TEXT EXCERPT:
Red Hat has introduced OpenShift Data Science, an enterprise AI development cloud service that emphasizes security, portability, scale, and openness. Yet, it may take the vendor some time to disrupt what is already a crowded marketplace.
Building on its experience in developing and supporting containerized, platform-agnostic software, Red Hat has introduced OpenShift Data Science, an enterprise AI development cloud service that emphasizes security, portability, and scale without constraining the use of disparate data science technologies. Though later to the commercial machine learning operationalization (MLOps) marketplace, Red Hat’s distinctive IT- and developer-centric point of view coupled with a strong dedication to open source software and ecosystem partnerships bodes well for the company over the long term. However, with more to learn and accomplish, it may take the vendor some time to disrupt what is already a crowded marketplace.
Does the market need an IT-savvy ML platform?
In late April 2021, Red Hat introduced Red Hat OpenShift Data Science, a machine learning (ML) workflow platform designed to support the development, training, and testing of ML models, ensuring those models are packaged for export within a container-based format. Available immediately in beta with a planned launch July 2021, Red Hat’s new platform can be purchased as an add-on to Red Hat OpenShift managed cloud services running initially on Amazon Web Services (AWS) in two flavors—Red Hat OpenShift Dedicated and Red Hat OpenShift Service on AWS.
Why would a renowned Linux and cloud-native platform player leap into the enterprise ML development marketplace? On the surface, this move seems unusual, given the company’s long-standing history of speaking directly to developers and infrastructure engineers. Data science emphasizes experimentation and exploration, something far removed from the highly programmatic and operational worldview of enterprise IT practitioners. Yet, this disconnect represents the very reason Red Hat “should” take on ML development. The chasm between data scientists, developers, and IT professionals represents a fundamental challenge for all enterprise practitioners wishing to build AI outcomes. It may only take an experienced data scientist (and colleagues) a month or two to build a predictive ML model, for example, but with no direct reach into IT operations to assist with testing and deployment, it may take far longer for that final model to reach production—if it does at all.

GIVEN EXERCISE:
List the qualities that the first sentence of the Red Hat OpenShift Data Science article says the service emphasizes.

Some records:
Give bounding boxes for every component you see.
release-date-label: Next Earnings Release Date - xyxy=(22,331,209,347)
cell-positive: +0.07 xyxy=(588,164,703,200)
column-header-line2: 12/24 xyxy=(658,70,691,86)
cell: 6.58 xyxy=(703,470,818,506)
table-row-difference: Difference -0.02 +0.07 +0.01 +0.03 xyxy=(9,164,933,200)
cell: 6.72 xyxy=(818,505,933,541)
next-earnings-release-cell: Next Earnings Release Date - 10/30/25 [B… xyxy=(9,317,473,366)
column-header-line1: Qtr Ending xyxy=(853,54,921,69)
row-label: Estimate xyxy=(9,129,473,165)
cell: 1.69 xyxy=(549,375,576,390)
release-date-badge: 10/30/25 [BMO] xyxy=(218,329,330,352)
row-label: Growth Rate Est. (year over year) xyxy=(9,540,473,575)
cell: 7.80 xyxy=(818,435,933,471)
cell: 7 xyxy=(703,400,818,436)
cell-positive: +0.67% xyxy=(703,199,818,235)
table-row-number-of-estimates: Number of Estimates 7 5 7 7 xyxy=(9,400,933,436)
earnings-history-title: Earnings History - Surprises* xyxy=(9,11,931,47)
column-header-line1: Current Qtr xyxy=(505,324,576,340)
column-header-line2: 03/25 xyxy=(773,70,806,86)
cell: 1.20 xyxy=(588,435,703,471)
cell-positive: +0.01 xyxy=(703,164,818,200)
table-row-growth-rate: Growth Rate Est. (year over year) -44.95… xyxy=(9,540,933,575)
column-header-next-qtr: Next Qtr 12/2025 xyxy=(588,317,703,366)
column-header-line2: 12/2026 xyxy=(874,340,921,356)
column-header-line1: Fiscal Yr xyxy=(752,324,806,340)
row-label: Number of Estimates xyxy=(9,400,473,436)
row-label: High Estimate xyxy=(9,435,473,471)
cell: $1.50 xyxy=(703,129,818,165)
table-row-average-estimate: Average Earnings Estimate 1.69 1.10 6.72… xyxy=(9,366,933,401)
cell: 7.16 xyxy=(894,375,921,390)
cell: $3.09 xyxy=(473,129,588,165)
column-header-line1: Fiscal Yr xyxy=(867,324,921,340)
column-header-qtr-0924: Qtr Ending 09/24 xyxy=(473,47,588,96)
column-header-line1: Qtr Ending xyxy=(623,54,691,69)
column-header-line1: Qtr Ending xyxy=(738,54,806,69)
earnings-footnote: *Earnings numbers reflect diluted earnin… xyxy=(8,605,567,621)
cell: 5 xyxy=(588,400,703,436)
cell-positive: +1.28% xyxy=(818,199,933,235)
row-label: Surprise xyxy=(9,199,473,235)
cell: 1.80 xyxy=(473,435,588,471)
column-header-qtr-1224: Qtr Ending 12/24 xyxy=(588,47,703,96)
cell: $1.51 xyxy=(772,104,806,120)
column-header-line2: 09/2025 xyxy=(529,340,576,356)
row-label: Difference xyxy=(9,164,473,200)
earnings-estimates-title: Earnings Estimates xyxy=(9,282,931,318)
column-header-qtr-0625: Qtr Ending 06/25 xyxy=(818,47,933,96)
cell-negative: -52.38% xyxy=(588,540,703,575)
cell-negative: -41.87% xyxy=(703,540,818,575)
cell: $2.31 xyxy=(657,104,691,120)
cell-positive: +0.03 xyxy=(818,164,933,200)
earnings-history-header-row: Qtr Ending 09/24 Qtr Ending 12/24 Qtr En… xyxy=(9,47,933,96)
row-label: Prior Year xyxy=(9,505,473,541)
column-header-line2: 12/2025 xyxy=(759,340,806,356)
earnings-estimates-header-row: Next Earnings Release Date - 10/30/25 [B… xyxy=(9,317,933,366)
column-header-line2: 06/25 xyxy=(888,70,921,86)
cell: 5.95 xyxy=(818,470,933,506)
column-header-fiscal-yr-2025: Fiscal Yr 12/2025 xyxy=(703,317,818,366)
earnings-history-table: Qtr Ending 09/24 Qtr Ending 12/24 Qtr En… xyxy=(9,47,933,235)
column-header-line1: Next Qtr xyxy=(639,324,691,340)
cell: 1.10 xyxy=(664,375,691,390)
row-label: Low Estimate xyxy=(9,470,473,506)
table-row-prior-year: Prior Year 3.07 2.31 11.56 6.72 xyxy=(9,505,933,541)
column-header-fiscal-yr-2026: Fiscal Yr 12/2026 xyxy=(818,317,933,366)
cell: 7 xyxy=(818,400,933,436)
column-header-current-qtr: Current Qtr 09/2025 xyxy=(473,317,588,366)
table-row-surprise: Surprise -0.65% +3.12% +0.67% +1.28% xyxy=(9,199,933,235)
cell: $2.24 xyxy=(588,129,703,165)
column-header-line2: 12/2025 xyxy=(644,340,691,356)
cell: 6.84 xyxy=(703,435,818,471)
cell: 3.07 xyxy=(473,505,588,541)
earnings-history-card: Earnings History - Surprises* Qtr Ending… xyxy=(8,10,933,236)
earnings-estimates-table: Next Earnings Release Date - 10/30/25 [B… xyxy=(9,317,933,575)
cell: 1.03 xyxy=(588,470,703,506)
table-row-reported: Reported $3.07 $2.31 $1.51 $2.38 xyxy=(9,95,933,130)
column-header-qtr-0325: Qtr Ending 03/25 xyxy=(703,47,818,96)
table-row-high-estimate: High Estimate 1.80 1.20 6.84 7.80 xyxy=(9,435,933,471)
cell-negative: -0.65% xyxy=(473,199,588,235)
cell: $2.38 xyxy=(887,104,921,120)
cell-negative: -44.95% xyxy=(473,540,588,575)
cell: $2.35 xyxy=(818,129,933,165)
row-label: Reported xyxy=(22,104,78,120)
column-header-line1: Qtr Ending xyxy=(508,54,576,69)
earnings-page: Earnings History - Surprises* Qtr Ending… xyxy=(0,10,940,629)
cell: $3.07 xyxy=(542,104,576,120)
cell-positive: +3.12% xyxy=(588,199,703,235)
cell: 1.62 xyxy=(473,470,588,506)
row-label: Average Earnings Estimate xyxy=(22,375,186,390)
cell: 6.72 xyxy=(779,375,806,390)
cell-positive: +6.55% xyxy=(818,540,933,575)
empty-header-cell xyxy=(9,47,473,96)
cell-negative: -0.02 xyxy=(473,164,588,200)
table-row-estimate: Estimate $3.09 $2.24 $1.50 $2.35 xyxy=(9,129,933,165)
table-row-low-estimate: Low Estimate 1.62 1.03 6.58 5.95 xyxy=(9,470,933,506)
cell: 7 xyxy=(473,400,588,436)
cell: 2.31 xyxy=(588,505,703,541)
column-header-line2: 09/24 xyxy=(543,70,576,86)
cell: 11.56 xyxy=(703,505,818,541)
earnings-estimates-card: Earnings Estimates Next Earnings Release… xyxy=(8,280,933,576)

PROBLEM SOLUTION:
Security, portability, scale, and openness.